WORK TO DO -> Each record below is to be copied word for word, with pictures removed.

RECORDS ->
========
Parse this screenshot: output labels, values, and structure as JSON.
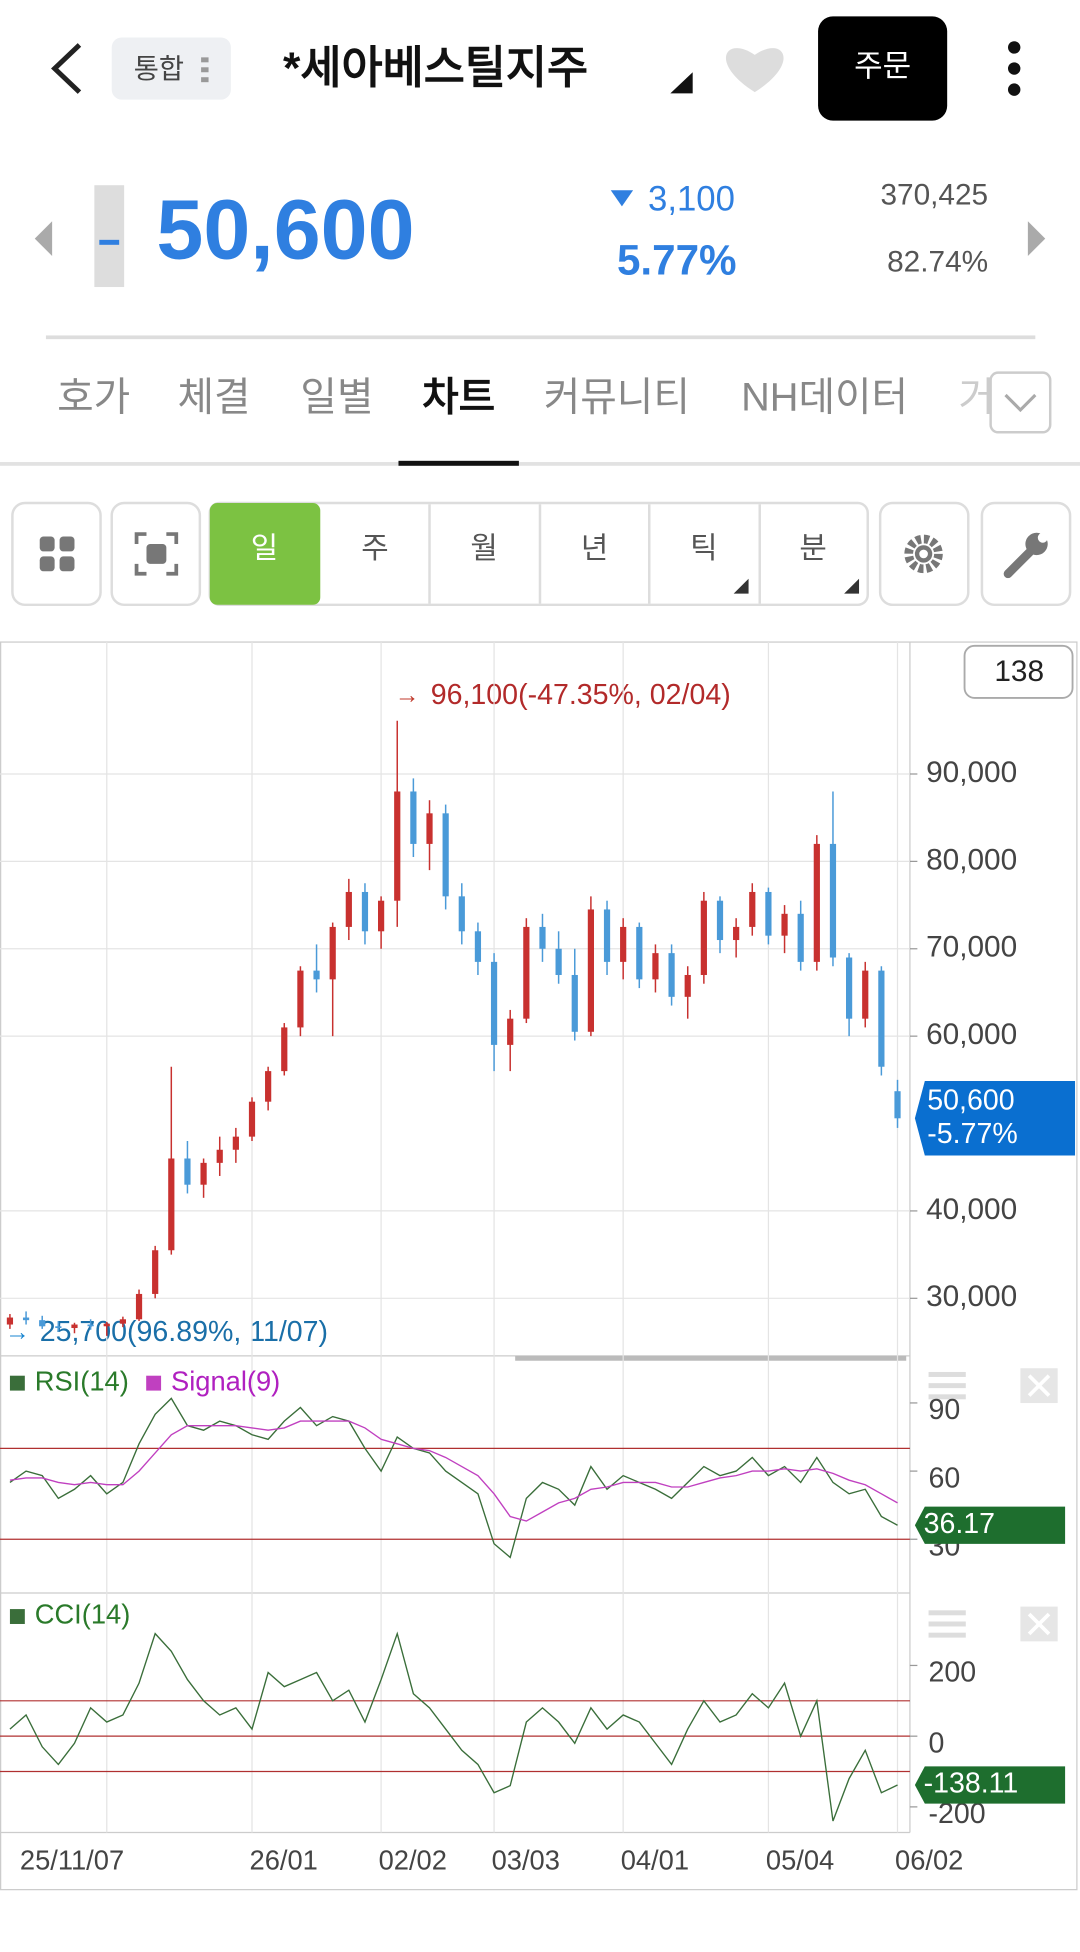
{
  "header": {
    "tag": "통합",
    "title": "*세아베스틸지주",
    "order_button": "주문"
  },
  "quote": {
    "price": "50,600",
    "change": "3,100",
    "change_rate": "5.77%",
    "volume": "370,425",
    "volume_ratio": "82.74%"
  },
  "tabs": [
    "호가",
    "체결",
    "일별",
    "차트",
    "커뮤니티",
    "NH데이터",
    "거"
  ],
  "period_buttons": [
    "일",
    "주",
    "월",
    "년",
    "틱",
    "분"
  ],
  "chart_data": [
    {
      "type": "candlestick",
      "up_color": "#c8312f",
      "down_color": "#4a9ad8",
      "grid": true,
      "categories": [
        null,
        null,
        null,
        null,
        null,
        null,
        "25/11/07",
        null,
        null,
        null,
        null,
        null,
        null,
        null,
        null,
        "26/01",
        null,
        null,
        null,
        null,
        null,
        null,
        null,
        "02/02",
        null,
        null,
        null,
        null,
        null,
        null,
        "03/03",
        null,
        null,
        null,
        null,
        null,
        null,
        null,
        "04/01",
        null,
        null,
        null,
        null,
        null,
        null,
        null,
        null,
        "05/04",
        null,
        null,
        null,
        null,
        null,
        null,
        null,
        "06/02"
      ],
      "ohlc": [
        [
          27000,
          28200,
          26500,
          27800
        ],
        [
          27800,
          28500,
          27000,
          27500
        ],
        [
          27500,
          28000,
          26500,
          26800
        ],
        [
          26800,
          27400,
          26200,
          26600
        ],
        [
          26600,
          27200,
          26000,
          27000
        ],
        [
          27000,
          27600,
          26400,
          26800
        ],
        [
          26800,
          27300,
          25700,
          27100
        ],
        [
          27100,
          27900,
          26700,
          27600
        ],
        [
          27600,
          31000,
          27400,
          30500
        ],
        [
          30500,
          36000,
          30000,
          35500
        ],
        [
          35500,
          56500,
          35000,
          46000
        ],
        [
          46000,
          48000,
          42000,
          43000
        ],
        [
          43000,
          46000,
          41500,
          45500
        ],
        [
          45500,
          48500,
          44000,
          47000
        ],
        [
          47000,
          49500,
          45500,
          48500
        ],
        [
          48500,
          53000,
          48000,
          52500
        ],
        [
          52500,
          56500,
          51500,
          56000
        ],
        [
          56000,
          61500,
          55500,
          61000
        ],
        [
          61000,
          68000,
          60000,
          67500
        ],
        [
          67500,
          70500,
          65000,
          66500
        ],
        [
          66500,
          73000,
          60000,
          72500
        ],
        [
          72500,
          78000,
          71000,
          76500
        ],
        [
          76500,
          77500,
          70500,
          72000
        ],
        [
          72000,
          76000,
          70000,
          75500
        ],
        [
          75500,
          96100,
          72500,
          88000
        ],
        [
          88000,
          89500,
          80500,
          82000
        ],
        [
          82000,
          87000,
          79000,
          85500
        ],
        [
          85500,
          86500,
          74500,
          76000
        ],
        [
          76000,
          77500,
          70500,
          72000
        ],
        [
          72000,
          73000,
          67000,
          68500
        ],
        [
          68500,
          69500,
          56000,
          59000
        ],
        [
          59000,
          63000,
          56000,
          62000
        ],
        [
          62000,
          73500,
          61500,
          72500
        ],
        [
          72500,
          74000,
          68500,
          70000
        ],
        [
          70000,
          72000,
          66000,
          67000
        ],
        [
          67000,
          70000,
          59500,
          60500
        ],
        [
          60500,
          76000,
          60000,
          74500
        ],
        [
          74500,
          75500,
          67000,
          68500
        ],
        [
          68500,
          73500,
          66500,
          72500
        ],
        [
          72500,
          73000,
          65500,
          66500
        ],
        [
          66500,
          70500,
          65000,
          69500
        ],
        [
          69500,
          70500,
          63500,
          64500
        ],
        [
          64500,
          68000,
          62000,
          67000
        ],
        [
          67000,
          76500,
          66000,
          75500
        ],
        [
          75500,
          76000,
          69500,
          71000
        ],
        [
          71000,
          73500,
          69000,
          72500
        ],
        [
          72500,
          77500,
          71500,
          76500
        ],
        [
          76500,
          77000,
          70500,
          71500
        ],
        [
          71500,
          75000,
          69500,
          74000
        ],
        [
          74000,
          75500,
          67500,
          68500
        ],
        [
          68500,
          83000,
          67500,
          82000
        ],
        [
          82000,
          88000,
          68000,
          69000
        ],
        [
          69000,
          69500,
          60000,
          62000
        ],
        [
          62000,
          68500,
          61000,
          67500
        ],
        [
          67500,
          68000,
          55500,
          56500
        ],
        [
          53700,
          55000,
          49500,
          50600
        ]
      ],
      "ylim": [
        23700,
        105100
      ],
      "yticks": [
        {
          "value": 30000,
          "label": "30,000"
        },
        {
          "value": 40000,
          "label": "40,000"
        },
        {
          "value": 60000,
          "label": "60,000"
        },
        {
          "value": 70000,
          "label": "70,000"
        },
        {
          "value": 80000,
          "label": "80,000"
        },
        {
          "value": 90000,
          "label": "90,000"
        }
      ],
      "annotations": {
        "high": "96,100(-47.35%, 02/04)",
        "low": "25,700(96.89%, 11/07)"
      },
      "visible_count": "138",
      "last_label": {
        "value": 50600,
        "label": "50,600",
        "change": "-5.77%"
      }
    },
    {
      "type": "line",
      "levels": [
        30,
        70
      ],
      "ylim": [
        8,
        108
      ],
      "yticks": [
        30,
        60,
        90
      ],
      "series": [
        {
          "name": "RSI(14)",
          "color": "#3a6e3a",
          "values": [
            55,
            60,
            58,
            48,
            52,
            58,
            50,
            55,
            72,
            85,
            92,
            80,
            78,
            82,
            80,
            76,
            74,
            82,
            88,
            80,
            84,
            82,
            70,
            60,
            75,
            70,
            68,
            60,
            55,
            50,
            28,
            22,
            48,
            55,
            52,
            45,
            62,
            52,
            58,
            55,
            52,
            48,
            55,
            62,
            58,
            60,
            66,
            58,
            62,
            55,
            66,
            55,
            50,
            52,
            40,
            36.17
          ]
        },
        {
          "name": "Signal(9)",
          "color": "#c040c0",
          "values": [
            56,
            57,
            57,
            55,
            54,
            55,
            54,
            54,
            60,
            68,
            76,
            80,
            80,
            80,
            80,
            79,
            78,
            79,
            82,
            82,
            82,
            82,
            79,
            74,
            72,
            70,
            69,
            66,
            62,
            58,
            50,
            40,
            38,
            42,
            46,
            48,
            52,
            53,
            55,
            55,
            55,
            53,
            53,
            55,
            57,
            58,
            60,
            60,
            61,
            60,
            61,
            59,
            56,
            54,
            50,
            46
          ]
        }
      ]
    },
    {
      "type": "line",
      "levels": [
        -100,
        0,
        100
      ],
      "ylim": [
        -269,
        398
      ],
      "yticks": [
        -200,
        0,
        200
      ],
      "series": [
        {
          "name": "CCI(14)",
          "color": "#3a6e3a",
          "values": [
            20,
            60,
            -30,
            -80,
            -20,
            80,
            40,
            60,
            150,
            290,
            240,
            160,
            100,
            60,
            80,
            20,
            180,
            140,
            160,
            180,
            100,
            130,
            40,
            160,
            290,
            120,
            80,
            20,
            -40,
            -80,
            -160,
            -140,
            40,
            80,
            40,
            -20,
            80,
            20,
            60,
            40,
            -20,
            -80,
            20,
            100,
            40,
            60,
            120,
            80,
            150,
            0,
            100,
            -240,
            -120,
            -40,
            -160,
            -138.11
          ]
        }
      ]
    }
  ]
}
========
EXERCISE RESULT ->
Parse this screenshot: output labels, values, and structure as JSON.
{
  "header": {
    "tag": "통합",
    "title": "*세아베스틸지주",
    "order_button": "주문"
  },
  "quote": {
    "price": "50,600",
    "change": "3,100",
    "change_rate": "5.77%",
    "volume": "370,425",
    "volume_ratio": "82.74%"
  },
  "tabs": [
    "호가",
    "체결",
    "일별",
    "차트",
    "커뮤니티",
    "NH데이터",
    "거"
  ],
  "period_buttons": [
    "일",
    "주",
    "월",
    "년",
    "틱",
    "분"
  ],
  "chart_data": [
    {
      "type": "candlestick",
      "up_color": "#c8312f",
      "down_color": "#4a9ad8",
      "grid": true,
      "categories": [
        null,
        null,
        null,
        null,
        null,
        null,
        "25/11/07",
        null,
        null,
        null,
        null,
        null,
        null,
        null,
        null,
        "26/01",
        null,
        null,
        null,
        null,
        null,
        null,
        null,
        "02/02",
        null,
        null,
        null,
        null,
        null,
        null,
        "03/03",
        null,
        null,
        null,
        null,
        null,
        null,
        null,
        "04/01",
        null,
        null,
        null,
        null,
        null,
        null,
        null,
        null,
        "05/04",
        null,
        null,
        null,
        null,
        null,
        null,
        null,
        "06/02"
      ],
      "ohlc": [
        [
          27000,
          28200,
          26500,
          27800
        ],
        [
          27800,
          28500,
          27000,
          27500
        ],
        [
          27500,
          28000,
          26500,
          26800
        ],
        [
          26800,
          27400,
          26200,
          26600
        ],
        [
          26600,
          27200,
          26000,
          27000
        ],
        [
          27000,
          27600,
          26400,
          26800
        ],
        [
          26800,
          27300,
          25700,
          27100
        ],
        [
          27100,
          27900,
          26700,
          27600
        ],
        [
          27600,
          31000,
          27400,
          30500
        ],
        [
          30500,
          36000,
          30000,
          35500
        ],
        [
          35500,
          56500,
          35000,
          46000
        ],
        [
          46000,
          48000,
          42000,
          43000
        ],
        [
          43000,
          46000,
          41500,
          45500
        ],
        [
          45500,
          48500,
          44000,
          47000
        ],
        [
          47000,
          49500,
          45500,
          48500
        ],
        [
          48500,
          53000,
          48000,
          52500
        ],
        [
          52500,
          56500,
          51500,
          56000
        ],
        [
          56000,
          61500,
          55500,
          61000
        ],
        [
          61000,
          68000,
          60000,
          67500
        ],
        [
          67500,
          70500,
          65000,
          66500
        ],
        [
          66500,
          73000,
          60000,
          72500
        ],
        [
          72500,
          78000,
          71000,
          76500
        ],
        [
          76500,
          77500,
          70500,
          72000
        ],
        [
          72000,
          76000,
          70000,
          75500
        ],
        [
          75500,
          96100,
          72500,
          88000
        ],
        [
          88000,
          89500,
          80500,
          82000
        ],
        [
          82000,
          87000,
          79000,
          85500
        ],
        [
          85500,
          86500,
          74500,
          76000
        ],
        [
          76000,
          77500,
          70500,
          72000
        ],
        [
          72000,
          73000,
          67000,
          68500
        ],
        [
          68500,
          69500,
          56000,
          59000
        ],
        [
          59000,
          63000,
          56000,
          62000
        ],
        [
          62000,
          73500,
          61500,
          72500
        ],
        [
          72500,
          74000,
          68500,
          70000
        ],
        [
          70000,
          72000,
          66000,
          67000
        ],
        [
          67000,
          70000,
          59500,
          60500
        ],
        [
          60500,
          76000,
          60000,
          74500
        ],
        [
          74500,
          75500,
          67000,
          68500
        ],
        [
          68500,
          73500,
          66500,
          72500
        ],
        [
          72500,
          73000,
          65500,
          66500
        ],
        [
          66500,
          70500,
          65000,
          69500
        ],
        [
          69500,
          70500,
          63500,
          64500
        ],
        [
          64500,
          68000,
          62000,
          67000
        ],
        [
          67000,
          76500,
          66000,
          75500
        ],
        [
          75500,
          76000,
          69500,
          71000
        ],
        [
          71000,
          73500,
          69000,
          72500
        ],
        [
          72500,
          77500,
          71500,
          76500
        ],
        [
          76500,
          77000,
          70500,
          71500
        ],
        [
          71500,
          75000,
          69500,
          74000
        ],
        [
          74000,
          75500,
          67500,
          68500
        ],
        [
          68500,
          83000,
          67500,
          82000
        ],
        [
          82000,
          88000,
          68000,
          69000
        ],
        [
          69000,
          69500,
          60000,
          62000
        ],
        [
          62000,
          68500,
          61000,
          67500
        ],
        [
          67500,
          68000,
          55500,
          56500
        ],
        [
          53700,
          55000,
          49500,
          50600
        ]
      ],
      "ylim": [
        23700,
        105100
      ],
      "yticks": [
        {
          "value": 30000,
          "label": "30,000"
        },
        {
          "value": 40000,
          "label": "40,000"
        },
        {
          "value": 60000,
          "label": "60,000"
        },
        {
          "value": 70000,
          "label": "70,000"
        },
        {
          "value": 80000,
          "label": "80,000"
        },
        {
          "value": 90000,
          "label": "90,000"
        }
      ],
      "annotations": {
        "high": "96,100(-47.35%, 02/04)",
        "low": "25,700(96.89%, 11/07)"
      },
      "visible_count": "138",
      "last_label": {
        "value": 50600,
        "label": "50,600",
        "change": "-5.77%"
      }
    },
    {
      "type": "line",
      "levels": [
        30,
        70
      ],
      "ylim": [
        8,
        108
      ],
      "yticks": [
        30,
        60,
        90
      ],
      "series": [
        {
          "name": "RSI(14)",
          "color": "#3a6e3a",
          "values": [
            55,
            60,
            58,
            48,
            52,
            58,
            50,
            55,
            72,
            85,
            92,
            80,
            78,
            82,
            80,
            76,
            74,
            82,
            88,
            80,
            84,
            82,
            70,
            60,
            75,
            70,
            68,
            60,
            55,
            50,
            28,
            22,
            48,
            55,
            52,
            45,
            62,
            52,
            58,
            55,
            52,
            48,
            55,
            62,
            58,
            60,
            66,
            58,
            62,
            55,
            66,
            55,
            50,
            52,
            40,
            36.17
          ]
        },
        {
          "name": "Signal(9)",
          "color": "#c040c0",
          "values": [
            56,
            57,
            57,
            55,
            54,
            55,
            54,
            54,
            60,
            68,
            76,
            80,
            80,
            80,
            80,
            79,
            78,
            79,
            82,
            82,
            82,
            82,
            79,
            74,
            72,
            70,
            69,
            66,
            62,
            58,
            50,
            40,
            38,
            42,
            46,
            48,
            52,
            53,
            55,
            55,
            55,
            53,
            53,
            55,
            57,
            58,
            60,
            60,
            61,
            60,
            61,
            59,
            56,
            54,
            50,
            46
          ]
        }
      ]
    },
    {
      "type": "line",
      "levels": [
        -100,
        0,
        100
      ],
      "ylim": [
        -269,
        398
      ],
      "yticks": [
        -200,
        0,
        200
      ],
      "series": [
        {
          "name": "CCI(14)",
          "color": "#3a6e3a",
          "values": [
            20,
            60,
            -30,
            -80,
            -20,
            80,
            40,
            60,
            150,
            290,
            240,
            160,
            100,
            60,
            80,
            20,
            180,
            140,
            160,
            180,
            100,
            130,
            40,
            160,
            290,
            120,
            80,
            20,
            -40,
            -80,
            -160,
            -140,
            40,
            80,
            40,
            -20,
            80,
            20,
            60,
            40,
            -20,
            -80,
            20,
            100,
            40,
            60,
            120,
            80,
            150,
            0,
            100,
            -240,
            -120,
            -40,
            -160,
            -138.11
          ]
        }
      ]
    }
  ]
}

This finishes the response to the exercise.